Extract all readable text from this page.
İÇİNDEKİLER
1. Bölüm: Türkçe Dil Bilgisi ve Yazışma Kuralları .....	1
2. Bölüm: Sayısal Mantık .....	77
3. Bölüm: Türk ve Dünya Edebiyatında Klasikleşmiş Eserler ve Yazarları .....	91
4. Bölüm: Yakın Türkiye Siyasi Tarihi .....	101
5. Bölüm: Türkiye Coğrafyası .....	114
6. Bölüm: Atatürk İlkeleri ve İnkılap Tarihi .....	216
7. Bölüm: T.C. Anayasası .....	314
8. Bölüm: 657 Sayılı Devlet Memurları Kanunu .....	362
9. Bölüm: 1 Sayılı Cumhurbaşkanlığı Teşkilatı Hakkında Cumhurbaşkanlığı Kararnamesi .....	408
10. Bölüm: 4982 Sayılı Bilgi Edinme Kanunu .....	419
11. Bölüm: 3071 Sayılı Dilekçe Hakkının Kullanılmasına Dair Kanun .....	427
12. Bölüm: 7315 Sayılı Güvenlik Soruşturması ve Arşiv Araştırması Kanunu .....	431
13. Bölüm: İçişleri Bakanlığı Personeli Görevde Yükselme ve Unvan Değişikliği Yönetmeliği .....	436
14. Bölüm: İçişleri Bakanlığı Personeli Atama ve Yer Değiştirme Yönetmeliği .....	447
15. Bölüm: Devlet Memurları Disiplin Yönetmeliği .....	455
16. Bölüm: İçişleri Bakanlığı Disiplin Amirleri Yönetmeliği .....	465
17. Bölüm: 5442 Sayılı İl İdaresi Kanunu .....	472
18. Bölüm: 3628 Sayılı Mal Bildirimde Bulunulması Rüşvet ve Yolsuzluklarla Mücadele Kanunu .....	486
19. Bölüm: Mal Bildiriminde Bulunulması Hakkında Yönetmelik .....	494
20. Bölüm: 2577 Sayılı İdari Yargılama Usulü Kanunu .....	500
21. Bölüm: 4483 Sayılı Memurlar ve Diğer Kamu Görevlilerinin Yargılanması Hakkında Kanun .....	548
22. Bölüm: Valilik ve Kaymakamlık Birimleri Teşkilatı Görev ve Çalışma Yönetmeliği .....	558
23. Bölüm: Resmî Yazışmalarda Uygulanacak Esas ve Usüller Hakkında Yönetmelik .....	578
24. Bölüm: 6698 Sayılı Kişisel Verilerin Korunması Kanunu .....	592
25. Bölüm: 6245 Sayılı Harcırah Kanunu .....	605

******************************

Reply with nothing but the number of lines in the data above that contain "Yönetmeliği".

5